(Stated problem): Below is a set of records; print all of them exactly as written.

═══ Provided entries ═══

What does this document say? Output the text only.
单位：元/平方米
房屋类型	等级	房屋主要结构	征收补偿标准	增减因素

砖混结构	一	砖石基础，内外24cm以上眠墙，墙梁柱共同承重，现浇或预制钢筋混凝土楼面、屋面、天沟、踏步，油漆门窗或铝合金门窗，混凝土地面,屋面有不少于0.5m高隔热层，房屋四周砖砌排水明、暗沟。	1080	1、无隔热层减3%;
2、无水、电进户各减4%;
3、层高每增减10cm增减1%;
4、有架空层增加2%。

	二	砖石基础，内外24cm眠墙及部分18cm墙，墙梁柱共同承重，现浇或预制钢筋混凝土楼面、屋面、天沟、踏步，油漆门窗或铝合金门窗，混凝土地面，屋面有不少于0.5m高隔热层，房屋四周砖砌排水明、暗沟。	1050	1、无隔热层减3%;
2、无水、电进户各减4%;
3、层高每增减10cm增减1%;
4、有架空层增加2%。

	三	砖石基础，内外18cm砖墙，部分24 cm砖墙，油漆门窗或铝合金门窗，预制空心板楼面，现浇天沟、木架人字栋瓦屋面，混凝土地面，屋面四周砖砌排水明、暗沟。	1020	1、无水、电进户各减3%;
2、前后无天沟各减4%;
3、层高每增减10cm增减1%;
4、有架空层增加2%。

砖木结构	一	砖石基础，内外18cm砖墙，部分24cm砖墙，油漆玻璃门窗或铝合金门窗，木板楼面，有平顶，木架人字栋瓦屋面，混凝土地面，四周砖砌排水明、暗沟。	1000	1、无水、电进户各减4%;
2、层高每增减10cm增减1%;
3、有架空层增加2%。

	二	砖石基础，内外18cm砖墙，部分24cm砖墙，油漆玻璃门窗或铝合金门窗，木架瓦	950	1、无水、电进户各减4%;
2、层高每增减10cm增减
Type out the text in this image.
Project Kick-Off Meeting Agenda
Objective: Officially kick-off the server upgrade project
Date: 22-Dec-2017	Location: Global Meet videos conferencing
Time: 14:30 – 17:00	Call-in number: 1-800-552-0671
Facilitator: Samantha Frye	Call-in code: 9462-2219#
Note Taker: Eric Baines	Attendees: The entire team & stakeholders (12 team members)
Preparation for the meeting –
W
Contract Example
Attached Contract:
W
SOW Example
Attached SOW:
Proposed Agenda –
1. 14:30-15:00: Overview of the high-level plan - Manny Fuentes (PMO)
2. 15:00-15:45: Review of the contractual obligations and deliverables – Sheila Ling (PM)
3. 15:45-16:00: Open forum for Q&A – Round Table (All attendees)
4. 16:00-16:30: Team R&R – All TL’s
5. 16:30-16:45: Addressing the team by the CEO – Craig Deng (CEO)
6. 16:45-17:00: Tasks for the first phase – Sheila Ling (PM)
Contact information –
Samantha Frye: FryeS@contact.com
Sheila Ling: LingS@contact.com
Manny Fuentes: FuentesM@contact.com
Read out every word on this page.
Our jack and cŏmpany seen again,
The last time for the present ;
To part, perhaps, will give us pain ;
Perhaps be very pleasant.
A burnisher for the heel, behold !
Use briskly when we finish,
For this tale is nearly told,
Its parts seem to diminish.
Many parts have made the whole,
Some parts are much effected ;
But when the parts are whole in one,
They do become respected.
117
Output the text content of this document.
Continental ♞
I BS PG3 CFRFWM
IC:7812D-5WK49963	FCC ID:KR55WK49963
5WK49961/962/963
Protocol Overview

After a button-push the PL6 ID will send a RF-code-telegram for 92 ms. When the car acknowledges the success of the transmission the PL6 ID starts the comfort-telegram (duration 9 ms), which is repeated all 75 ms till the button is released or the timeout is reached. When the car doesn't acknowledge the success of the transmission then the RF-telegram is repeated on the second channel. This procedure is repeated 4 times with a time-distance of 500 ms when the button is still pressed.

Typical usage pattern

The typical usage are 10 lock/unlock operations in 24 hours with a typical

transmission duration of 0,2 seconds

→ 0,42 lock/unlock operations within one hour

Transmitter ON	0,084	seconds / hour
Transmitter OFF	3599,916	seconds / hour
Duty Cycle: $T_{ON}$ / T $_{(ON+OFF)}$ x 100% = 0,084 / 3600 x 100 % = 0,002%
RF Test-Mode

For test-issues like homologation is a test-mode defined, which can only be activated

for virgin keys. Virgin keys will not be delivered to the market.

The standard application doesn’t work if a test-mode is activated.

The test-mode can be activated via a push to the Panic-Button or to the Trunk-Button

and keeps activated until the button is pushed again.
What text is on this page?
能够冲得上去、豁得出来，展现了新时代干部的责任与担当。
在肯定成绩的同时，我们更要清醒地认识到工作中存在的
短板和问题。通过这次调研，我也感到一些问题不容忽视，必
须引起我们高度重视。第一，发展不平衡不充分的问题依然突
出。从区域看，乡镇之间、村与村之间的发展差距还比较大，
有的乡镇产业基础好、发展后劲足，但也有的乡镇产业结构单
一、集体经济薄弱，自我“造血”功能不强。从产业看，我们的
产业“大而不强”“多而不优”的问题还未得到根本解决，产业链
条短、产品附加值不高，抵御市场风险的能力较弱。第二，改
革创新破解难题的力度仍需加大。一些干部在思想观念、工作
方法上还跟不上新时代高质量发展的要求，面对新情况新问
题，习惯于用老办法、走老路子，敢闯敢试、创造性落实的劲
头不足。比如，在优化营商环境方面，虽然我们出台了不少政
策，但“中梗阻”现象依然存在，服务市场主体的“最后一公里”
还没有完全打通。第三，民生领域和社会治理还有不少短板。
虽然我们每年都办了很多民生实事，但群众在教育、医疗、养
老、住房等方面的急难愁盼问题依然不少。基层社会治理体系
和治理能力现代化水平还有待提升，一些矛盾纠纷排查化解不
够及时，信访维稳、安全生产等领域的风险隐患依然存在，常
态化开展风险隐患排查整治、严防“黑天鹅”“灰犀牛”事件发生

═══

(Reply):
What does this document say? Output the text only.
单位：元/平方米
房屋类型	等级	房屋主要结构	征收补偿标准	增减因素

砖混结构	一	砖石基础，内外24cm以上眠墙，墙梁柱共同承重，现浇或预制钢筋混凝土楼面、屋面、天沟、踏步，油漆门窗或铝合金门窗，混凝土地面,屋面有不少于0.5m高隔热层，房屋四周砖砌排水明、暗沟。	1080	1、无隔热层减3%;
2、无水、电进户各减4%;
3、层高每增减10cm增减1%;
4、有架空层增加2%。

	二	砖石基础，内外24cm眠墙及部分18cm墙，墙梁柱共同承重，现浇或预制钢筋混凝土楼面、屋面、天沟、踏步，油漆门窗或铝合金门窗，混凝土地面，屋面有不少于0.5m高隔热层，房屋四周砖砌排水明、暗沟。	1050	1、无隔热层减3%;
2、无水、电进户各减4%;
3、层高每增减10cm增减1%;
4、有架空层增加2%。

	三	砖石基础，内外18cm砖墙，部分24 cm砖墙，油漆门窗或铝合金门窗，预制空心板楼面，现浇天沟、木架人字栋瓦屋面，混凝土地面，屋面四周砖砌排水明、暗沟。	1020	1、无水、电进户各减3%;
2、前后无天沟各减4%;
3、层高每增减10cm增减1%;
4、有架空层增加2%。

砖木结构	一	砖石基础，内外18cm砖墙，部分24cm砖墙，油漆玻璃门窗或铝合金门窗，木板楼面，有平顶，木架人字栋瓦屋面，混凝土地面，四周砖砌排水明、暗沟。	1000	1、无水、电进户各减4%;
2、层高每增减10cm增减1%;
3、有架空层增加2%。

	二	砖石基础，内外18cm砖墙，部分24cm砖墙，油漆玻璃门窗或铝合金门窗，木架瓦	950	1、无水、电进户各减4%;
2、层高每增减10cm增减
Type out the text in this image.
Project Kick-Off Meeting Agenda
Objective: Officially kick-off the server upgrade project
Date: 22-Dec-2017	Location: Global Meet videos conferencing
Time: 14:30 – 17:00	Call-in number: 1-800-552-0671
Facilitator: Samantha Frye	Call-in code: 9462-2219#
Note Taker: Eric Baines	Attendees: The entire team & stakeholders (12 team members)
Preparation for the meeting –
W
Contract Example
Attached Contract:
W
SOW Example
Attached SOW:
Proposed Agenda –
1. 14:30-15:00: Overview of the high-level plan - Manny Fuentes (PMO)
2. 15:00-15:45: Review of the contractual obligations and deliverables – Sheila Ling (PM)
3. 15:45-16:00: Open forum for Q&A – Round Table (All attendees)
4. 16:00-16:30: Team R&R – All TL’s
5. 16:30-16:45: Addressing the team by the CEO – Craig Deng (CEO)
6. 16:45-17:00: Tasks for the first phase – Sheila Ling (PM)
Contact information –
Samantha Frye: FryeS@contact.com
Sheila Ling: LingS@contact.com
Manny Fuentes: FuentesM@contact.com
Read out every word on this page.
Our jack and cŏmpany seen again,
The last time for the present ;
To part, perhaps, will give us pain ;
Perhaps be very pleasant.
A burnisher for the heel, behold !
Use briskly when we finish,
For this tale is nearly told,
Its parts seem to diminish.
Many parts have made the whole,
Some parts are much effected ;
But when the parts are whole in one,
They do become respected.
117
Output the text content of this document.
Continental ♞
I BS PG3 CFRFWM
IC:7812D-5WK49963	FCC ID:KR55WK49963
5WK49961/962/963
Protocol Overview

After a button-push the PL6 ID will send a RF-code-telegram for 92 ms. When the car acknowledges the success of the transmission the PL6 ID starts the comfort-telegram (duration 9 ms), which is repeated all 75 ms till the button is released or the timeout is reached. When the car doesn't acknowledge the success of the transmission then the RF-telegram is repeated on the second channel. This procedure is repeated 4 times with a time-distance of 500 ms when the button is still pressed.

Typical usage pattern

The typical usage are 10 lock/unlock operations in 24 hours with a typical

transmission duration of 0,2 seconds

→ 0,42 lock/unlock operations within one hour

Transmitter ON	0,084	seconds / hour
Transmitter OFF	3599,916	seconds / hour
Duty Cycle: $T_{ON}$ / T $_{(ON+OFF)}$ x 100% = 0,084 / 3600 x 100 % = 0,002%
RF Test-Mode

For test-issues like homologation is a test-mode defined, which can only be activated

for virgin keys. Virgin keys will not be delivered to the market.

The standard application doesn’t work if a test-mode is activated.

The test-mode can be activated via a push to the Panic-Button or to the Trunk-Button

and keeps activated until the button is pushed again.
What text is on this page?
能够冲得上去、豁得出来，展现了新时代干部的责任与担当。
在肯定成绩的同时，我们更要清醒地认识到工作中存在的
短板和问题。通过这次调研，我也感到一些问题不容忽视，必
须引起我们高度重视。第一，发展不平衡不充分的问题依然突
出。从区域看，乡镇之间、村与村之间的发展差距还比较大，
有的乡镇产业基础好、发展后劲足，但也有的乡镇产业结构单
一、集体经济薄弱，自我“造血”功能不强。从产业看，我们的
产业“大而不强”“多而不优”的问题还未得到根本解决，产业链
条短、产品附加值不高，抵御市场风险的能力较弱。第二，改
革创新破解难题的力度仍需加大。一些干部在思想观念、工作
方法上还跟不上新时代高质量发展的要求，面对新情况新问
题，习惯于用老办法、走老路子，敢闯敢试、创造性落实的劲
头不足。比如，在优化营商环境方面，虽然我们出台了不少政
策，但“中梗阻”现象依然存在，服务市场主体的“最后一公里”
还没有完全打通。第三，民生领域和社会治理还有不少短板。
虽然我们每年都办了很多民生实事，但群众在教育、医疗、养
老、住房等方面的急难愁盼问题依然不少。基层社会治理体系
和治理能力现代化水平还有待提升，一些矛盾纠纷排查化解不
够及时，信访维稳、安全生产等领域的风险隐患依然存在，常
态化开展风险隐患排查整治、严防“黑天鹅”“灰犀牛”事件发生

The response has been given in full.